# [EXERCISE DETAILS]
Every entry must be repeated exactly. Exclude all pictures.

# [DATA TO USE]

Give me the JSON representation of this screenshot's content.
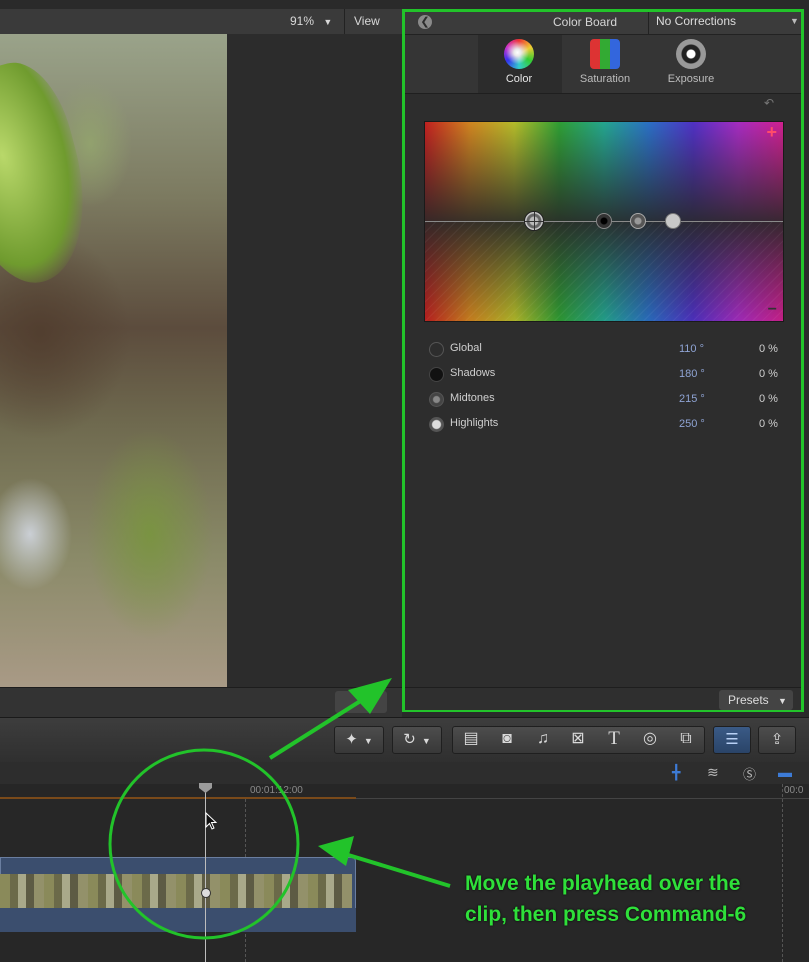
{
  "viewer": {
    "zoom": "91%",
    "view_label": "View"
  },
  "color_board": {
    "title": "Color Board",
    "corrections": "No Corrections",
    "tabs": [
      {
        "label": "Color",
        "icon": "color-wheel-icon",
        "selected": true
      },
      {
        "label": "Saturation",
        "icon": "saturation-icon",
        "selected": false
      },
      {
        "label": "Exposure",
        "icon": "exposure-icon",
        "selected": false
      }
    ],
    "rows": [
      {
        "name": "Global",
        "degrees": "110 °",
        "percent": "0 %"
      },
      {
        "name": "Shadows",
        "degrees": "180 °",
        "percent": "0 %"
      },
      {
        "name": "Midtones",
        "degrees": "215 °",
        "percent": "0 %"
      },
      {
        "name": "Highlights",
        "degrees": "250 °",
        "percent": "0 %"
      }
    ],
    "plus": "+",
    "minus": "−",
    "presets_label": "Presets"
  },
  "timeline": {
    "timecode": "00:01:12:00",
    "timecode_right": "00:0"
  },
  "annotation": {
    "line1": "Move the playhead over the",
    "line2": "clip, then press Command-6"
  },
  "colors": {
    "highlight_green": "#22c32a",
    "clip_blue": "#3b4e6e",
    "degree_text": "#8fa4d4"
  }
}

# [EXPECTED OUTPUT]
Give me the JSON representation of this screenshot's content.
{
  "viewer": {
    "zoom": "91%",
    "view_label": "View"
  },
  "color_board": {
    "title": "Color Board",
    "corrections": "No Corrections",
    "tabs": [
      {
        "label": "Color",
        "icon": "color-wheel-icon",
        "selected": true
      },
      {
        "label": "Saturation",
        "icon": "saturation-icon",
        "selected": false
      },
      {
        "label": "Exposure",
        "icon": "exposure-icon",
        "selected": false
      }
    ],
    "rows": [
      {
        "name": "Global",
        "degrees": "110 °",
        "percent": "0 %"
      },
      {
        "name": "Shadows",
        "degrees": "180 °",
        "percent": "0 %"
      },
      {
        "name": "Midtones",
        "degrees": "215 °",
        "percent": "0 %"
      },
      {
        "name": "Highlights",
        "degrees": "250 °",
        "percent": "0 %"
      }
    ],
    "plus": "+",
    "minus": "−",
    "presets_label": "Presets"
  },
  "timeline": {
    "timecode": "00:01:12:00",
    "timecode_right": "00:0"
  },
  "annotation": {
    "line1": "Move the playhead over the",
    "line2": "clip, then press Command-6"
  },
  "colors": {
    "highlight_green": "#22c32a",
    "clip_blue": "#3b4e6e",
    "degree_text": "#8fa4d4"
  }
}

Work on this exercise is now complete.